*AIM*
Copy out all the entries exactly.

Rows from a figure dataset

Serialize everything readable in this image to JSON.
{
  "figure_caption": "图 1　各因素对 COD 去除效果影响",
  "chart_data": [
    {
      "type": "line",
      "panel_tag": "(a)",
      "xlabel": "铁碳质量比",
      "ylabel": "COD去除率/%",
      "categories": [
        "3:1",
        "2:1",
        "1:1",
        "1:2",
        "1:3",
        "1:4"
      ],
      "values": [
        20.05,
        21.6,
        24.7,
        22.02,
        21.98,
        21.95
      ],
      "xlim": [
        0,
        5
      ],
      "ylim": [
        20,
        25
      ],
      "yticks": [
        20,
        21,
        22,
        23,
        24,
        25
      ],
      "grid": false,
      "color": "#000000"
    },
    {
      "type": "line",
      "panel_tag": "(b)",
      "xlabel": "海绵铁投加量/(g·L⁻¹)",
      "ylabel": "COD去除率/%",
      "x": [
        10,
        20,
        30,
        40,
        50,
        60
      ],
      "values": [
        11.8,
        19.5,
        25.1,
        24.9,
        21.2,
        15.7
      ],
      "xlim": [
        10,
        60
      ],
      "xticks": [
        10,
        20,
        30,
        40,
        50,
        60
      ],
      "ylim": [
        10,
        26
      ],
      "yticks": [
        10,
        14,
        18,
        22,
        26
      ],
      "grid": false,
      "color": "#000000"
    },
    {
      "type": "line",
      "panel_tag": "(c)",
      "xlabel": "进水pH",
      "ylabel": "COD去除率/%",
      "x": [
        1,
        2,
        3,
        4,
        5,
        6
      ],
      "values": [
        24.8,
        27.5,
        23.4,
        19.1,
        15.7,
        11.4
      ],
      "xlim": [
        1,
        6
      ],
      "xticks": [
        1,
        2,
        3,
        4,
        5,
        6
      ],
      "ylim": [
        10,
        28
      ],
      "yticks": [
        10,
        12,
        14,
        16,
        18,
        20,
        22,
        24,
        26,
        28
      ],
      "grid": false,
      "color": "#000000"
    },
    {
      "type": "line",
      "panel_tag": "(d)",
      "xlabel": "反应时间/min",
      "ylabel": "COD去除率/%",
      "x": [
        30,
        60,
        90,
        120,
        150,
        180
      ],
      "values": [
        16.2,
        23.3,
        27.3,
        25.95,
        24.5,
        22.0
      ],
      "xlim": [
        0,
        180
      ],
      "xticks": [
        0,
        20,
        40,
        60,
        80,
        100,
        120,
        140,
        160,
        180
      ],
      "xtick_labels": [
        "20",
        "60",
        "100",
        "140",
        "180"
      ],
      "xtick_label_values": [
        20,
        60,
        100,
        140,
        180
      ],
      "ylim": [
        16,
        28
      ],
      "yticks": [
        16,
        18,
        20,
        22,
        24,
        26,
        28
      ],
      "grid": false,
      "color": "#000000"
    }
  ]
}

*REPLY TO THE EXERCISE*
Serialize everything readable in this image to JSON.
{
  "figure_caption": "图 1　各因素对 COD 去除效果影响",
  "chart_data": [
    {
      "type": "line",
      "panel_tag": "(a)",
      "xlabel": "铁碳质量比",
      "ylabel": "COD去除率/%",
      "categories": [
        "3:1",
        "2:1",
        "1:1",
        "1:2",
        "1:3",
        "1:4"
      ],
      "values": [
        20.05,
        21.6,
        24.7,
        22.02,
        21.98,
        21.95
      ],
      "xlim": [
        0,
        5
      ],
      "ylim": [
        20,
        25
      ],
      "yticks": [
        20,
        21,
        22,
        23,
        24,
        25
      ],
      "grid": false,
      "color": "#000000"
    },
    {
      "type": "line",
      "panel_tag": "(b)",
      "xlabel": "海绵铁投加量/(g·L⁻¹)",
      "ylabel": "COD去除率/%",
      "x": [
        10,
        20,
        30,
        40,
        50,
        60
      ],
      "values": [
        11.8,
        19.5,
        25.1,
        24.9,
        21.2,
        15.7
      ],
      "xlim": [
        10,
        60
      ],
      "xticks": [
        10,
        20,
        30,
        40,
        50,
        60
      ],
      "ylim": [
        10,
        26
      ],
      "yticks": [
        10,
        14,
        18,
        22,
        26
      ],
      "grid": false,
      "color": "#000000"
    },
    {
      "type": "line",
      "panel_tag": "(c)",
      "xlabel": "进水pH",
      "ylabel": "COD去除率/%",
      "x": [
        1,
        2,
        3,
        4,
        5,
        6
      ],
      "values": [
        24.8,
        27.5,
        23.4,
        19.1,
        15.7,
        11.4
      ],
      "xlim": [
        1,
        6
      ],
      "xticks": [
        1,
        2,
        3,
        4,
        5,
        6
      ],
      "ylim": [
        10,
        28
      ],
      "yticks": [
        10,
        12,
        14,
        16,
        18,
        20,
        22,
        24,
        26,
        28
      ],
      "grid": false,
      "color": "#000000"
    },
    {
      "type": "line",
      "panel_tag": "(d)",
      "xlabel": "反应时间/min",
      "ylabel": "COD去除率/%",
      "x": [
        30,
        60,
        90,
        120,
        150,
        180
      ],
      "values": [
        16.2,
        23.3,
        27.3,
        25.95,
        24.5,
        22.0
      ],
      "xlim": [
        0,
        180
      ],
      "xticks": [
        0,
        20,
        40,
        60,
        80,
        100,
        120,
        140,
        160,
        180
      ],
      "xtick_labels": [
        "20",
        "60",
        "100",
        "140",
        "180"
      ],
      "xtick_label_values": [
        20,
        60,
        100,
        140,
        180
      ],
      "ylim": [
        16,
        28
      ],
      "yticks": [
        16,
        18,
        20,
        22,
        24,
        26,
        28
      ],
      "grid": false,
      "color": "#000000"
    }
  ]
}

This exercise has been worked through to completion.